- Task description
Go through the entries below and print each one exactly, leaving out pictures.

- Data extract

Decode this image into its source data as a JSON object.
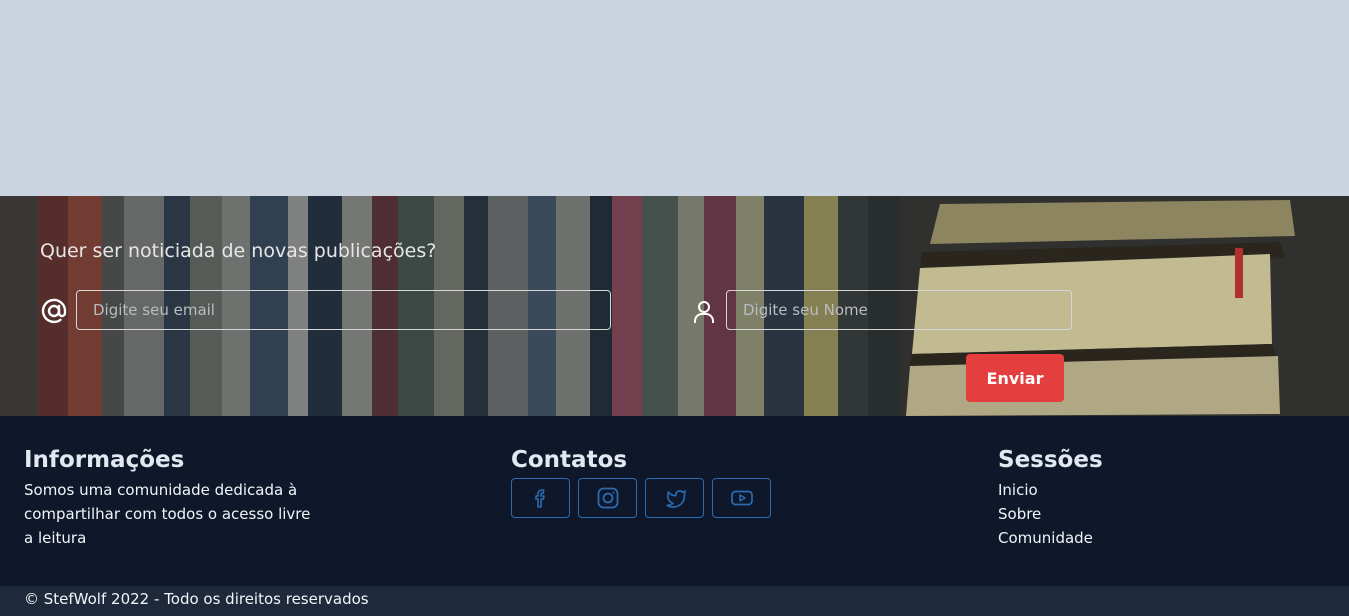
{
  "newsletter": {
    "question": "Quer ser noticiada de novas publicações?",
    "email_placeholder": "Digite seu email",
    "name_placeholder": "Digite seu Nome",
    "send_label": "Enviar",
    "icons": {
      "email": "at-sign-icon",
      "name": "user-icon"
    }
  },
  "footer": {
    "info": {
      "title": "Informações",
      "text": "Somos uma comunidade dedicada à compartilhar com todos o acesso livre a leitura"
    },
    "contacts": {
      "title": "Contatos",
      "icons": [
        "facebook-icon",
        "instagram-icon",
        "twitter-icon",
        "youtube-icon"
      ]
    },
    "sessions": {
      "title": "Sessões",
      "items": [
        "Inicio",
        "Sobre",
        "Comunidade"
      ]
    }
  },
  "copyright": "© StefWolf 2022 - Todo os direitos reservados",
  "colors": {
    "top_background": "#cbd5e1",
    "footer_background": "#0f172a",
    "copyright_background": "#1e293b",
    "send_button": "#e53e3e",
    "social_border": "#2b6cb0"
  }
}
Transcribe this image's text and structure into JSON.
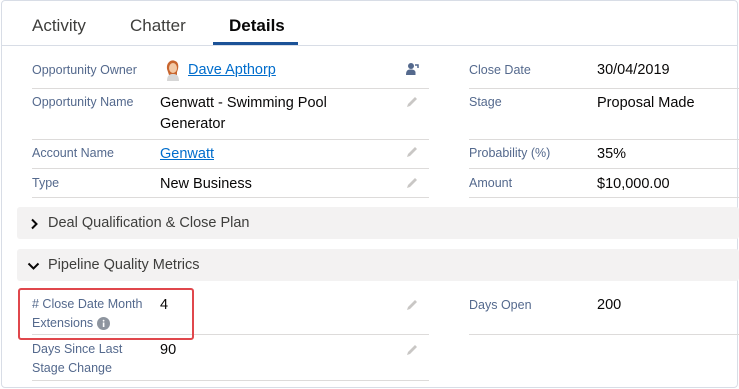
{
  "tabs": [
    {
      "label": "Activity"
    },
    {
      "label": "Chatter"
    },
    {
      "label": "Details",
      "active": true
    }
  ],
  "fields_left": [
    {
      "label": "Opportunity Owner",
      "value": "Dave Apthorp",
      "is_link": true
    },
    {
      "label": "Opportunity Name",
      "value_line1": "Genwatt - Swimming Pool",
      "value_line2": "Generator"
    },
    {
      "label": "Account Name",
      "value": "Genwatt",
      "is_link": true
    },
    {
      "label": "Type",
      "value": "New Business"
    }
  ],
  "fields_right": [
    {
      "label": "Close Date",
      "value": "30/04/2019"
    },
    {
      "label": "Stage",
      "value": "Proposal Made"
    },
    {
      "label": "Probability (%)",
      "value": "35%"
    },
    {
      "label": "Amount",
      "value": "$10,000.00"
    }
  ],
  "sections": {
    "deal": {
      "title": "Deal Qualification & Close Plan",
      "expanded": false
    },
    "pipeline": {
      "title": "Pipeline Quality Metrics",
      "expanded": true
    }
  },
  "pipeline_fields": {
    "close_date_ext": {
      "label_line1": "# Close Date Month",
      "label_line2": "Extensions",
      "value": "4",
      "highlighted": true
    },
    "days_open": {
      "label": "Days Open",
      "value": "200"
    },
    "days_since": {
      "label_line1": "Days Since Last",
      "label_line2": "Stage Change",
      "value": "90"
    }
  },
  "icons": {
    "owner_avatar": "user-avatar-icon",
    "change_owner": "change-owner-icon",
    "edit": "pencil-icon",
    "info": "info-icon",
    "chevron_right": "chevron-right-icon",
    "chevron_down": "chevron-down-icon"
  },
  "colors": {
    "link": "#006dcc",
    "tab_active_underline": "#1b5297",
    "highlight_border": "#e0474c",
    "section_bg": "#f3f2f2"
  }
}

- Solution for this exercise
Decode this image into its source data as a JSON object.
{
  "newsletter": {
    "question": "Quer ser noticiada de novas publicações?",
    "email_placeholder": "Digite seu email",
    "name_placeholder": "Digite seu Nome",
    "send_label": "Enviar",
    "icons": {
      "email": "at-sign-icon",
      "name": "user-icon"
    }
  },
  "footer": {
    "info": {
      "title": "Informações",
      "text": "Somos uma comunidade dedicada à compartilhar com todos o acesso livre a leitura"
    },
    "contacts": {
      "title": "Contatos",
      "icons": [
        "facebook-icon",
        "instagram-icon",
        "twitter-icon",
        "youtube-icon"
      ]
    },
    "sessions": {
      "title": "Sessões",
      "items": [
        "Inicio",
        "Sobre",
        "Comunidade"
      ]
    }
  },
  "copyright": "© StefWolf 2022 - Todo os direitos reservados",
  "colors": {
    "top_background": "#cbd5e1",
    "footer_background": "#0f172a",
    "copyright_background": "#1e293b",
    "send_button": "#e53e3e",
    "social_border": "#2b6cb0"
  }
}
Transcribe this image's text and structure into JSON.
{
  "tabs": [
    {
      "label": "Activity"
    },
    {
      "label": "Chatter"
    },
    {
      "label": "Details",
      "active": true
    }
  ],
  "fields_left": [
    {
      "label": "Opportunity Owner",
      "value": "Dave Apthorp",
      "is_link": true
    },
    {
      "label": "Opportunity Name",
      "value_line1": "Genwatt - Swimming Pool",
      "value_line2": "Generator"
    },
    {
      "label": "Account Name",
      "value": "Genwatt",
      "is_link": true
    },
    {
      "label": "Type",
      "value": "New Business"
    }
  ],
  "fields_right": [
    {
      "label": "Close Date",
      "value": "30/04/2019"
    },
    {
      "label": "Stage",
      "value": "Proposal Made"
    },
    {
      "label": "Probability (%)",
      "value": "35%"
    },
    {
      "label": "Amount",
      "value": "$10,000.00"
    }
  ],
  "sections": {
    "deal": {
      "title": "Deal Qualification & Close Plan",
      "expanded": false
    },
    "pipeline": {
      "title": "Pipeline Quality Metrics",
      "expanded": true
    }
  },
  "pipeline_fields": {
    "close_date_ext": {
      "label_line1": "# Close Date Month",
      "label_line2": "Extensions",
      "value": "4",
      "highlighted": true
    },
    "days_open": {
      "label": "Days Open",
      "value": "200"
    },
    "days_since": {
      "label_line1": "Days Since Last",
      "label_line2": "Stage Change",
      "value": "90"
    }
  },
  "icons": {
    "owner_avatar": "user-avatar-icon",
    "change_owner": "change-owner-icon",
    "edit": "pencil-icon",
    "info": "info-icon",
    "chevron_right": "chevron-right-icon",
    "chevron_down": "chevron-down-icon"
  },
  "colors": {
    "link": "#006dcc",
    "tab_active_underline": "#1b5297",
    "highlight_border": "#e0474c",
    "section_bg": "#f3f2f2"
  }
}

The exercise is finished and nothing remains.